* **Aim**
Please give the entries again in full and exactly, without any picture.

====

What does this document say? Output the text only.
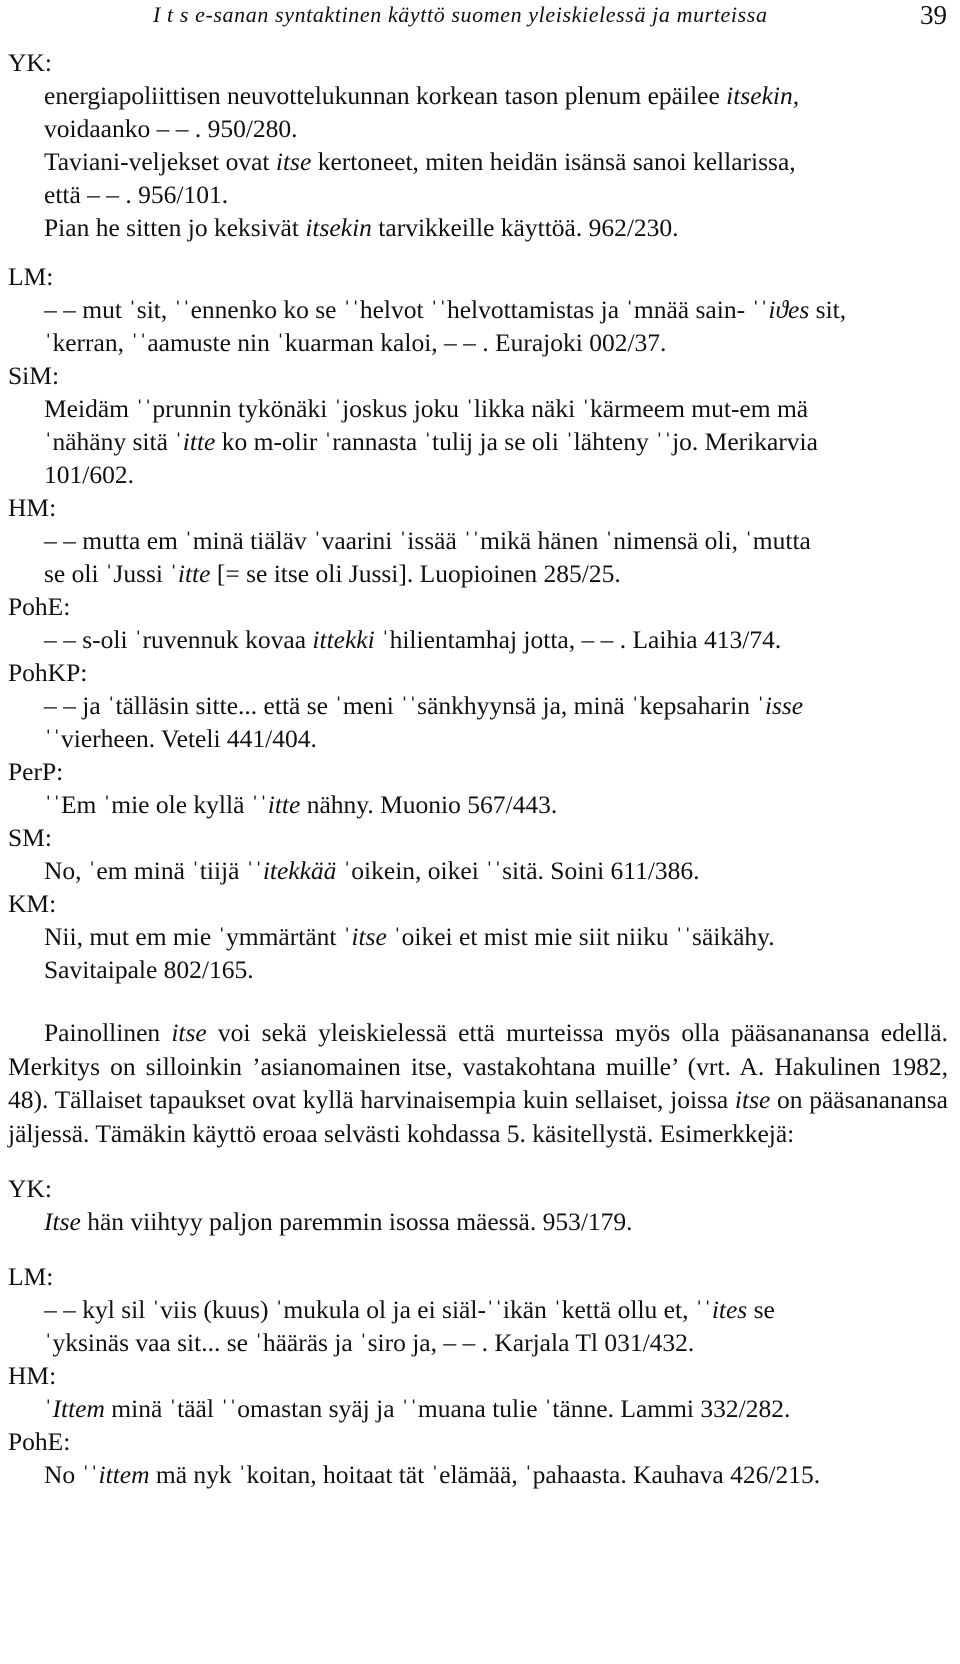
I t s e-sanan syntaktinen käyttö suomen yleiskielessä ja murteissa	39
YK:
energiapoliittisen neuvottelukunnan korkean tason plenum epäilee itsekin,
voidaanko – – . 950/280.
Taviani-veljekset ovat itse kertoneet, miten heidän isänsä sanoi kellarissa,
että – – . 956/101.
Pian he sitten jo keksivät itsekin tarvikkeille käyttöä. 962/230.
LM:
– – mut ˈsit, ˈˈennenko ko se ˈˈhelvot ˈˈhelvottamistas ja ˈmnää sain- ˈˈiϑes sit,
ˈkerran, ˈˈaamuste nin ˈkuarman kaloi, – – . Eurajoki 002/37.
SiM:
Meidäm ˈˈprunnin tykönäki ˈjoskus joku ˈlikka näki ˈkärmeem mut-em mä
ˈnähäny sitä ˈitte ko m-olir ˈrannasta ˈtulij ja se oli ˈlähteny ˈˈjo. Merikarvia
101/602.
HM:
– – mutta em ˈminä tiäläv ˈvaarini ˈissää ˈˈmikä hänen ˈnimensä oli, ˈmutta
se oli ˈJussi ˈitte [= se itse oli Jussi]. Luopioinen 285/25.
PohE:
– – s-oli ˈruvennuk kovaa ittekki ˈhilientamhaj jotta, – – . Laihia 413/74.
PohKP:
– – ja ˈtälläsin sitte... että se ˈmeni ˈˈsänkhyynsä ja, minä ˈkepsaharin ˈisse
ˈˈvierheen. Veteli 441/404.
PerP:
ˈˈEm ˈmie ole kyllä ˈˈitte nähny. Muonio 567/443.
SM:
No, ˈem minä ˈtiijä ˈˈitekkää ˈoikein, oikei ˈˈsitä. Soini 611/386.
KM:
Nii, mut em mie ˈymmärtänt ˈitse ˈoikei et mist mie siit niiku ˈˈsäikähy.
Savitaipale 802/165.
Painollinen itse voi sekä yleiskielessä että murteissa myös olla pääsananansa edellä. Merkitys on silloinkin ’asianomainen itse, vastakohtana muille’ (vrt. A. Hakulinen 1982, 48). Tällaiset tapaukset ovat kyllä harvinaisempia kuin sellaiset, joissa itse on pääsananansa jäljessä. Tämäkin käyttö eroaa selvästi kohdassa 5. käsitellystä. Esimerkkejä:
YK:
Itse hän viihtyy paljon paremmin isossa mäessä. 953/179.
LM:
– – kyl sil ˈviis (kuus) ˈmukula ol ja ei siäl-ˈˈikän ˈkettä ollu et, ˈˈites se
ˈyksinäs vaa sit... se ˈhääräs ja ˈsiro ja, – – . Karjala Tl 031/432.
HM:
ˈIttem minä ˈtääl ˈˈomastan syäj ja ˈˈmuana tulie ˈtänne. Lammi 332/282.
PohE:
No ˈˈittem mä nyk ˈkoitan, hoitaat tät ˈelämää, ˈpahaasta. Kauhava 426/215.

====

* **Solution to this exercise**
What does this document say? Output the text only.
I t s e-sanan syntaktinen käyttö suomen yleiskielessä ja murteissa	39
YK:
energiapoliittisen neuvottelukunnan korkean tason plenum epäilee itsekin,
voidaanko – – . 950/280.
Taviani-veljekset ovat itse kertoneet, miten heidän isänsä sanoi kellarissa,
että – – . 956/101.
Pian he sitten jo keksivät itsekin tarvikkeille käyttöä. 962/230.
LM:
– – mut ˈsit, ˈˈennenko ko se ˈˈhelvot ˈˈhelvottamistas ja ˈmnää sain- ˈˈiϑes sit,
ˈkerran, ˈˈaamuste nin ˈkuarman kaloi, – – . Eurajoki 002/37.
SiM:
Meidäm ˈˈprunnin tykönäki ˈjoskus joku ˈlikka näki ˈkärmeem mut-em mä
ˈnähäny sitä ˈitte ko m-olir ˈrannasta ˈtulij ja se oli ˈlähteny ˈˈjo. Merikarvia
101/602.
HM:
– – mutta em ˈminä tiäläv ˈvaarini ˈissää ˈˈmikä hänen ˈnimensä oli, ˈmutta
se oli ˈJussi ˈitte [= se itse oli Jussi]. Luopioinen 285/25.
PohE:
– – s-oli ˈruvennuk kovaa ittekki ˈhilientamhaj jotta, – – . Laihia 413/74.
PohKP:
– – ja ˈtälläsin sitte... että se ˈmeni ˈˈsänkhyynsä ja, minä ˈkepsaharin ˈisse
ˈˈvierheen. Veteli 441/404.
PerP:
ˈˈEm ˈmie ole kyllä ˈˈitte nähny. Muonio 567/443.
SM:
No, ˈem minä ˈtiijä ˈˈitekkää ˈoikein, oikei ˈˈsitä. Soini 611/386.
KM:
Nii, mut em mie ˈymmärtänt ˈitse ˈoikei et mist mie siit niiku ˈˈsäikähy.
Savitaipale 802/165.
Painollinen itse voi sekä yleiskielessä että murteissa myös olla pääsananansa edellä. Merkitys on silloinkin ’asianomainen itse, vastakohtana muille’ (vrt. A. Hakulinen 1982, 48). Tällaiset tapaukset ovat kyllä harvinaisempia kuin sellaiset, joissa itse on pääsananansa jäljessä. Tämäkin käyttö eroaa selvästi kohdassa 5. käsitellystä. Esimerkkejä:
YK:
Itse hän viihtyy paljon paremmin isossa mäessä. 953/179.
LM:
– – kyl sil ˈviis (kuus) ˈmukula ol ja ei siäl-ˈˈikän ˈkettä ollu et, ˈˈites se
ˈyksinäs vaa sit... se ˈhääräs ja ˈsiro ja, – – . Karjala Tl 031/432.
HM:
ˈIttem minä ˈtääl ˈˈomastan syäj ja ˈˈmuana tulie ˈtänne. Lammi 332/282.
PohE:
No ˈˈittem mä nyk ˈkoitan, hoitaat tät ˈelämää, ˈpahaasta. Kauhava 426/215.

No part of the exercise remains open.